◆ PROMPT
The entire listing is to be repeated verbatim.

(Collection entries)
****

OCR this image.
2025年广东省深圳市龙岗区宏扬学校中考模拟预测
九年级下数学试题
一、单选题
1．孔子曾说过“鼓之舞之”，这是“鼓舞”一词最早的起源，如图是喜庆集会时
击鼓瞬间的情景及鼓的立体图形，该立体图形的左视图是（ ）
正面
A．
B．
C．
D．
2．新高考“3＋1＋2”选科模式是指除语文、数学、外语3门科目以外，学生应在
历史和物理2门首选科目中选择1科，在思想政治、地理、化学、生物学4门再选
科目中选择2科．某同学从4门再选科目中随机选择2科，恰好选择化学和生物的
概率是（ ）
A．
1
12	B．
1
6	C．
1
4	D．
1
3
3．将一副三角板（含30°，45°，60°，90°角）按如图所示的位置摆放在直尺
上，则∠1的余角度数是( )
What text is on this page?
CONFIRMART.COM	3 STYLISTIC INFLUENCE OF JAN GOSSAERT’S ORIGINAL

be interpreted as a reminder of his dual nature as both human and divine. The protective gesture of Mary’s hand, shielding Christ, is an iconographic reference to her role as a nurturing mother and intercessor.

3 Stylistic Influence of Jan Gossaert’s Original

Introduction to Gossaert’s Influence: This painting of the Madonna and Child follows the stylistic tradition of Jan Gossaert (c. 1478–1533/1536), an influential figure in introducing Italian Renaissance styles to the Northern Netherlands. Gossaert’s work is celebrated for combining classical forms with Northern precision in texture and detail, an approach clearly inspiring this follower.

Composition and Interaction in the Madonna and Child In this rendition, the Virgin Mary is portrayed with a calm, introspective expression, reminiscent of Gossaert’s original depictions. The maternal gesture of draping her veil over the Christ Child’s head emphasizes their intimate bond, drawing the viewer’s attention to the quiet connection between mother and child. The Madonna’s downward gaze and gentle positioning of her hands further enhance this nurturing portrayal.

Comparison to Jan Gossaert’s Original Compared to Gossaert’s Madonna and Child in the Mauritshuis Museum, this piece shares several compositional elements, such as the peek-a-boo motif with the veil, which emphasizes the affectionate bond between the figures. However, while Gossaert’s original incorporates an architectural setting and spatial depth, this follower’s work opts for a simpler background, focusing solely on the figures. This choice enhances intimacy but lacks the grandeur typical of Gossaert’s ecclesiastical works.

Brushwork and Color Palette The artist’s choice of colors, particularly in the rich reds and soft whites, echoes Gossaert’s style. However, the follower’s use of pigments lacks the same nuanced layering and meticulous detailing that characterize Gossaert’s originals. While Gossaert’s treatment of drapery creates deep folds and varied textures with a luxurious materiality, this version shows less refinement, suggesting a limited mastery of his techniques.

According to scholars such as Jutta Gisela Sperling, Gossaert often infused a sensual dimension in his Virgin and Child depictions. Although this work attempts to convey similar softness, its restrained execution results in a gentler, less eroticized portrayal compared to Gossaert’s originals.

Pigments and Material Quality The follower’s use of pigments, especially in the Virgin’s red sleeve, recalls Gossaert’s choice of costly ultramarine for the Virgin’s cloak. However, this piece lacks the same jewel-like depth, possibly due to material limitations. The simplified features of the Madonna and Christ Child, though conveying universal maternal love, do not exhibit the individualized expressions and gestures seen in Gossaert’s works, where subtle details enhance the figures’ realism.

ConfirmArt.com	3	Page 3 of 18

****

◆ EXERCISE ANSWER
OCR this image.
2025年广东省深圳市龙岗区宏扬学校中考模拟预测
九年级下数学试题
一、单选题
1．孔子曾说过“鼓之舞之”，这是“鼓舞”一词最早的起源，如图是喜庆集会时
击鼓瞬间的情景及鼓的立体图形，该立体图形的左视图是（ ）
正面
A．
B．
C．
D．
2．新高考“3＋1＋2”选科模式是指除语文、数学、外语3门科目以外，学生应在
历史和物理2门首选科目中选择1科，在思想政治、地理、化学、生物学4门再选
科目中选择2科．某同学从4门再选科目中随机选择2科，恰好选择化学和生物的
概率是（ ）
A．
1
12	B．
1
6	C．
1
4	D．
1
3
3．将一副三角板（含30°，45°，60°，90°角）按如图所示的位置摆放在直尺
上，则∠1的余角度数是( )
What text is on this page?
CONFIRMART.COM	3 STYLISTIC INFLUENCE OF JAN GOSSAERT’S ORIGINAL

be interpreted as a reminder of his dual nature as both human and divine. The protective gesture of Mary’s hand, shielding Christ, is an iconographic reference to her role as a nurturing mother and intercessor.

3 Stylistic Influence of Jan Gossaert’s Original

Introduction to Gossaert’s Influence: This painting of the Madonna and Child follows the stylistic tradition of Jan Gossaert (c. 1478–1533/1536), an influential figure in introducing Italian Renaissance styles to the Northern Netherlands. Gossaert’s work is celebrated for combining classical forms with Northern precision in texture and detail, an approach clearly inspiring this follower.

Composition and Interaction in the Madonna and Child In this rendition, the Virgin Mary is portrayed with a calm, introspective expression, reminiscent of Gossaert’s original depictions. The maternal gesture of draping her veil over the Christ Child’s head emphasizes their intimate bond, drawing the viewer’s attention to the quiet connection between mother and child. The Madonna’s downward gaze and gentle positioning of her hands further enhance this nurturing portrayal.

Comparison to Jan Gossaert’s Original Compared to Gossaert’s Madonna and Child in the Mauritshuis Museum, this piece shares several compositional elements, such as the peek-a-boo motif with the veil, which emphasizes the affectionate bond between the figures. However, while Gossaert’s original incorporates an architectural setting and spatial depth, this follower’s work opts for a simpler background, focusing solely on the figures. This choice enhances intimacy but lacks the grandeur typical of Gossaert’s ecclesiastical works.

Brushwork and Color Palette The artist’s choice of colors, particularly in the rich reds and soft whites, echoes Gossaert’s style. However, the follower’s use of pigments lacks the same nuanced layering and meticulous detailing that characterize Gossaert’s originals. While Gossaert’s treatment of drapery creates deep folds and varied textures with a luxurious materiality, this version shows less refinement, suggesting a limited mastery of his techniques.

According to scholars such as Jutta Gisela Sperling, Gossaert often infused a sensual dimension in his Virgin and Child depictions. Although this work attempts to convey similar softness, its restrained execution results in a gentler, less eroticized portrayal compared to Gossaert’s originals.

Pigments and Material Quality The follower’s use of pigments, especially in the Virgin’s red sleeve, recalls Gossaert’s choice of costly ultramarine for the Virgin’s cloak. However, this piece lacks the same jewel-like depth, possibly due to material limitations. The simplified features of the Madonna and Christ Child, though conveying universal maternal love, do not exhibit the individualized expressions and gestures seen in Gossaert’s works, where subtle details enhance the figures’ realism.

ConfirmArt.com	3	Page 3 of 18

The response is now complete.